» CHALLENGE
Restate the whole of the material. Keep every word, and drop the pictures.

[Collected data entries]
- - -
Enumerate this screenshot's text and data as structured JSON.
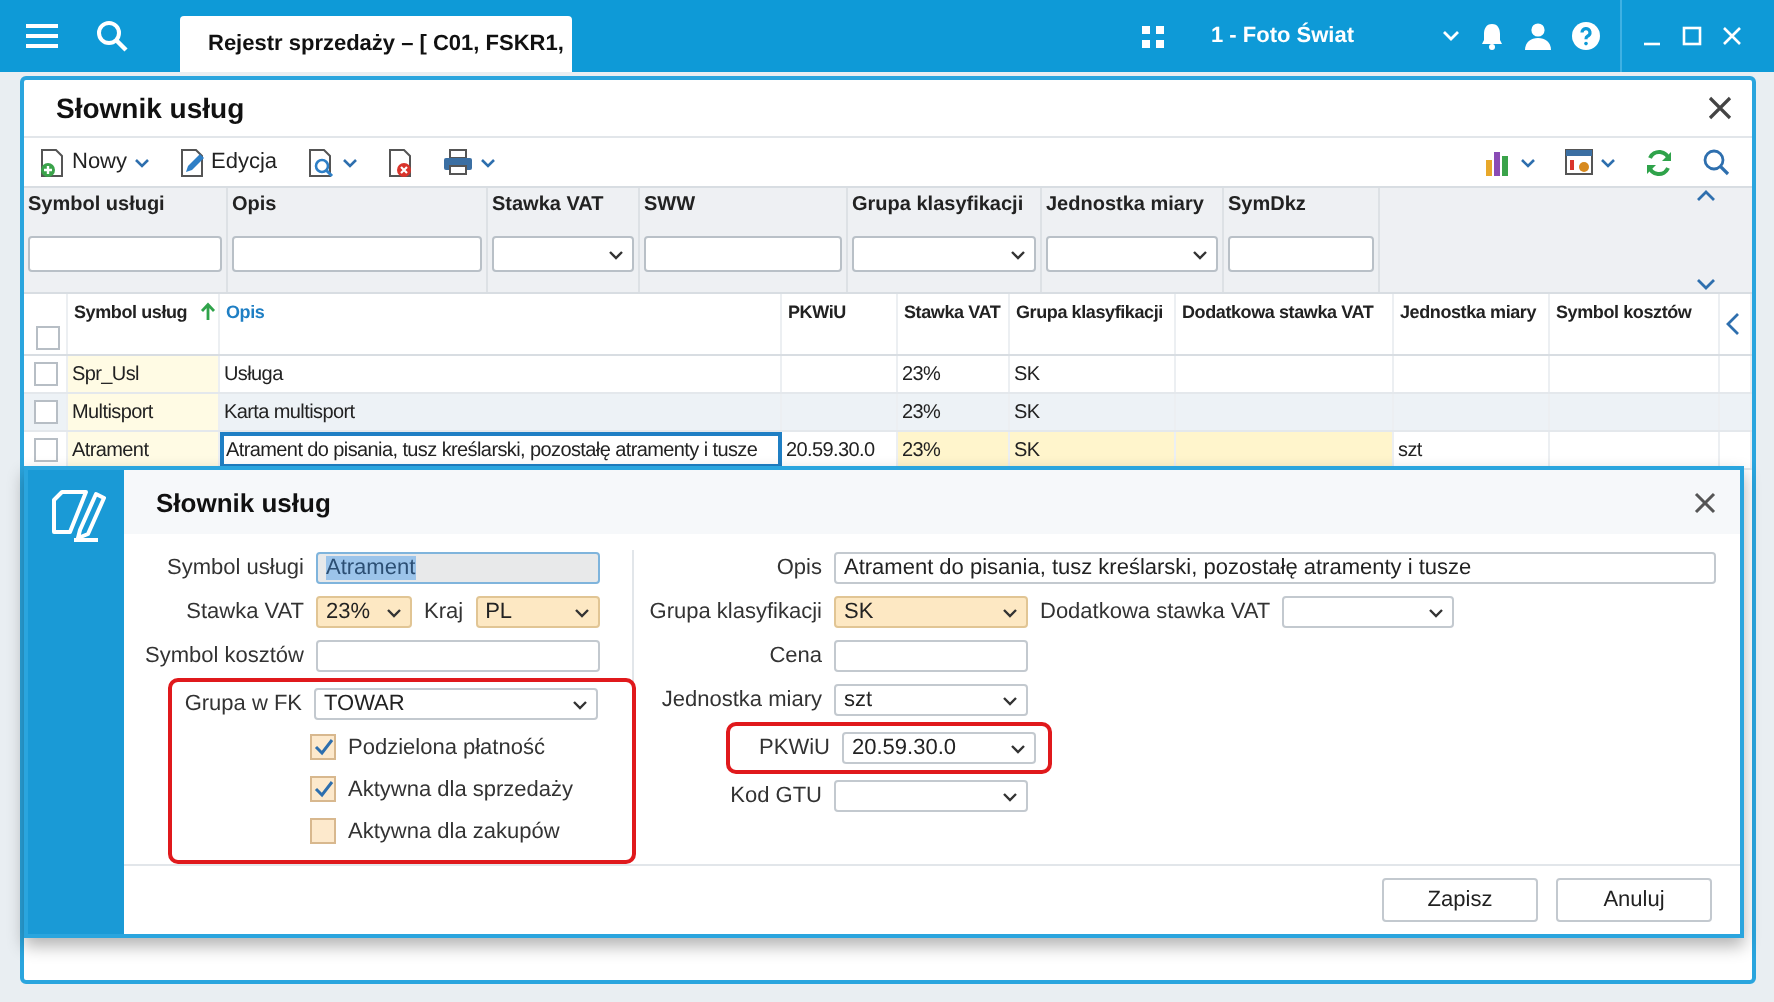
{
  "topbar": {
    "tab_title": "Rejestr sprzedaży – [ C01, FSKR1,",
    "company": "1 - Foto Świat"
  },
  "window": {
    "title": "Słownik usług"
  },
  "toolbar": [
    {
      "kind": "new",
      "label": "Nowy",
      "dropdown": true
    },
    {
      "kind": "edit",
      "label": "Edycja",
      "dropdown": false
    },
    {
      "kind": "preview",
      "dropdown": true
    },
    {
      "kind": "delete",
      "dropdown": false
    },
    {
      "kind": "print",
      "dropdown": true
    }
  ],
  "toolbar_right": [
    {
      "kind": "chart",
      "dropdown": true
    },
    {
      "kind": "settings",
      "dropdown": true
    },
    {
      "kind": "refresh",
      "dropdown": false
    },
    {
      "kind": "search",
      "dropdown": false
    }
  ],
  "filters": [
    {
      "label": "Symbol usługi",
      "kind": "text"
    },
    {
      "label": "Opis",
      "kind": "text"
    },
    {
      "label": "Stawka VAT",
      "kind": "select"
    },
    {
      "label": "SWW",
      "kind": "text"
    },
    {
      "label": "Grupa klasyfikacji",
      "kind": "select"
    },
    {
      "label": "Jednostka miary",
      "kind": "select"
    },
    {
      "label": "SymDkz",
      "kind": "text"
    }
  ],
  "table": {
    "all_checked": false,
    "columns": [
      {
        "label": "Symbol usług",
        "sorted": true,
        "active": false,
        "required": false
      },
      {
        "label": "Opis",
        "sorted": false,
        "active": true,
        "required": false
      },
      {
        "label": "PKWiU",
        "sorted": false,
        "active": false,
        "required": false
      },
      {
        "label": "Stawka VAT",
        "sorted": false,
        "active": false,
        "required": true
      },
      {
        "label": "Grupa klasyfikacji",
        "sorted": false,
        "active": false,
        "required": true
      },
      {
        "label": "Dodatkowa stawka VAT",
        "sorted": false,
        "active": false,
        "required": true
      },
      {
        "label": "Jednostka miary",
        "sorted": false,
        "active": false,
        "required": false
      },
      {
        "label": "Symbol kosztów",
        "sorted": false,
        "active": false,
        "required": false
      }
    ],
    "rows": [
      {
        "checked": false,
        "current": false,
        "cells": [
          "Spr_Usl",
          "Usługa",
          null,
          "23%",
          "SK",
          null,
          null,
          null
        ]
      },
      {
        "checked": false,
        "current": false,
        "cells": [
          "Multisport",
          "Karta multisport",
          null,
          "23%",
          "SK",
          null,
          null,
          null
        ]
      },
      {
        "checked": false,
        "current": true,
        "cells": [
          "Atrament",
          "Atrament do pisania, tusz kreślarski, pozostałę atramenty i tusze",
          "20.59.30.0",
          "23%",
          "SK",
          null,
          "szt",
          null
        ]
      }
    ]
  },
  "dialog": {
    "title": "Słownik usług",
    "left": [
      {
        "kind": "text",
        "label": "Symbol usługi",
        "value": "Atrament",
        "disabled": true,
        "text_selected": true
      },
      {
        "kind": "select",
        "label": "Stawka VAT",
        "value": "23%",
        "required": true,
        "second": {
          "label": "Kraj",
          "value": "PL",
          "required": true
        }
      },
      {
        "kind": "text",
        "label": "Symbol kosztów"
      },
      {
        "kind": "group",
        "highlighted": true,
        "items": [
          {
            "kind": "select",
            "label": "Grupa w FK",
            "value": "TOWAR"
          },
          {
            "kind": "checkbox",
            "label": "Podzielona płatność",
            "checked": true
          },
          {
            "kind": "checkbox",
            "label": "Aktywna dla sprzedaży",
            "checked": true
          },
          {
            "kind": "checkbox",
            "label": "Aktywna dla zakupów",
            "checked": false
          }
        ]
      }
    ],
    "right": [
      {
        "kind": "text",
        "label": "Opis",
        "value": "Atrament do pisania, tusz kreślarski, pozostałę atramenty i tusze"
      },
      {
        "kind": "select",
        "label": "Grupa klasyfikacji",
        "value": "SK",
        "required": true,
        "second": {
          "label": "Dodatkowa stawka VAT"
        }
      },
      {
        "kind": "text",
        "label": "Cena"
      },
      {
        "kind": "select",
        "label": "Jednostka miary",
        "value": "szt"
      },
      {
        "kind": "group",
        "highlighted": true,
        "items": [
          {
            "kind": "select",
            "label": "PKWiU",
            "value": "20.59.30.0"
          }
        ]
      },
      {
        "kind": "select",
        "label": "Kod GTU"
      }
    ],
    "buttons": [
      "Zapisz",
      "Anuluj"
    ]
  }
}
- - -
» ANSWER TO THIS TASK
Enumerate this screenshot's text and data as structured JSON.
{
  "topbar": {
    "tab_title": "Rejestr sprzedaży – [ C01, FSKR1,",
    "company": "1 - Foto Świat"
  },
  "window": {
    "title": "Słownik usług"
  },
  "toolbar": [
    {
      "kind": "new",
      "label": "Nowy",
      "dropdown": true
    },
    {
      "kind": "edit",
      "label": "Edycja",
      "dropdown": false
    },
    {
      "kind": "preview",
      "dropdown": true
    },
    {
      "kind": "delete",
      "dropdown": false
    },
    {
      "kind": "print",
      "dropdown": true
    }
  ],
  "toolbar_right": [
    {
      "kind": "chart",
      "dropdown": true
    },
    {
      "kind": "settings",
      "dropdown": true
    },
    {
      "kind": "refresh",
      "dropdown": false
    },
    {
      "kind": "search",
      "dropdown": false
    }
  ],
  "filters": [
    {
      "label": "Symbol usługi",
      "kind": "text"
    },
    {
      "label": "Opis",
      "kind": "text"
    },
    {
      "label": "Stawka VAT",
      "kind": "select"
    },
    {
      "label": "SWW",
      "kind": "text"
    },
    {
      "label": "Grupa klasyfikacji",
      "kind": "select"
    },
    {
      "label": "Jednostka miary",
      "kind": "select"
    },
    {
      "label": "SymDkz",
      "kind": "text"
    }
  ],
  "table": {
    "all_checked": false,
    "columns": [
      {
        "label": "Symbol usług",
        "sorted": true,
        "active": false,
        "required": false
      },
      {
        "label": "Opis",
        "sorted": false,
        "active": true,
        "required": false
      },
      {
        "label": "PKWiU",
        "sorted": false,
        "active": false,
        "required": false
      },
      {
        "label": "Stawka VAT",
        "sorted": false,
        "active": false,
        "required": true
      },
      {
        "label": "Grupa klasyfikacji",
        "sorted": false,
        "active": false,
        "required": true
      },
      {
        "label": "Dodatkowa stawka VAT",
        "sorted": false,
        "active": false,
        "required": true
      },
      {
        "label": "Jednostka miary",
        "sorted": false,
        "active": false,
        "required": false
      },
      {
        "label": "Symbol kosztów",
        "sorted": false,
        "active": false,
        "required": false
      }
    ],
    "rows": [
      {
        "checked": false,
        "current": false,
        "cells": [
          "Spr_Usl",
          "Usługa",
          null,
          "23%",
          "SK",
          null,
          null,
          null
        ]
      },
      {
        "checked": false,
        "current": false,
        "cells": [
          "Multisport",
          "Karta multisport",
          null,
          "23%",
          "SK",
          null,
          null,
          null
        ]
      },
      {
        "checked": false,
        "current": true,
        "cells": [
          "Atrament",
          "Atrament do pisania, tusz kreślarski, pozostałę atramenty i tusze",
          "20.59.30.0",
          "23%",
          "SK",
          null,
          "szt",
          null
        ]
      }
    ]
  },
  "dialog": {
    "title": "Słownik usług",
    "left": [
      {
        "kind": "text",
        "label": "Symbol usługi",
        "value": "Atrament",
        "disabled": true,
        "text_selected": true
      },
      {
        "kind": "select",
        "label": "Stawka VAT",
        "value": "23%",
        "required": true,
        "second": {
          "label": "Kraj",
          "value": "PL",
          "required": true
        }
      },
      {
        "kind": "text",
        "label": "Symbol kosztów"
      },
      {
        "kind": "group",
        "highlighted": true,
        "items": [
          {
            "kind": "select",
            "label": "Grupa w FK",
            "value": "TOWAR"
          },
          {
            "kind": "checkbox",
            "label": "Podzielona płatność",
            "checked": true
          },
          {
            "kind": "checkbox",
            "label": "Aktywna dla sprzedaży",
            "checked": true
          },
          {
            "kind": "checkbox",
            "label": "Aktywna dla zakupów",
            "checked": false
          }
        ]
      }
    ],
    "right": [
      {
        "kind": "text",
        "label": "Opis",
        "value": "Atrament do pisania, tusz kreślarski, pozostałę atramenty i tusze"
      },
      {
        "kind": "select",
        "label": "Grupa klasyfikacji",
        "value": "SK",
        "required": true,
        "second": {
          "label": "Dodatkowa stawka VAT"
        }
      },
      {
        "kind": "text",
        "label": "Cena"
      },
      {
        "kind": "select",
        "label": "Jednostka miary",
        "value": "szt"
      },
      {
        "kind": "group",
        "highlighted": true,
        "items": [
          {
            "kind": "select",
            "label": "PKWiU",
            "value": "20.59.30.0"
          }
        ]
      },
      {
        "kind": "select",
        "label": "Kod GTU"
      }
    ],
    "buttons": [
      "Zapisz",
      "Anuluj"
    ]
  }
}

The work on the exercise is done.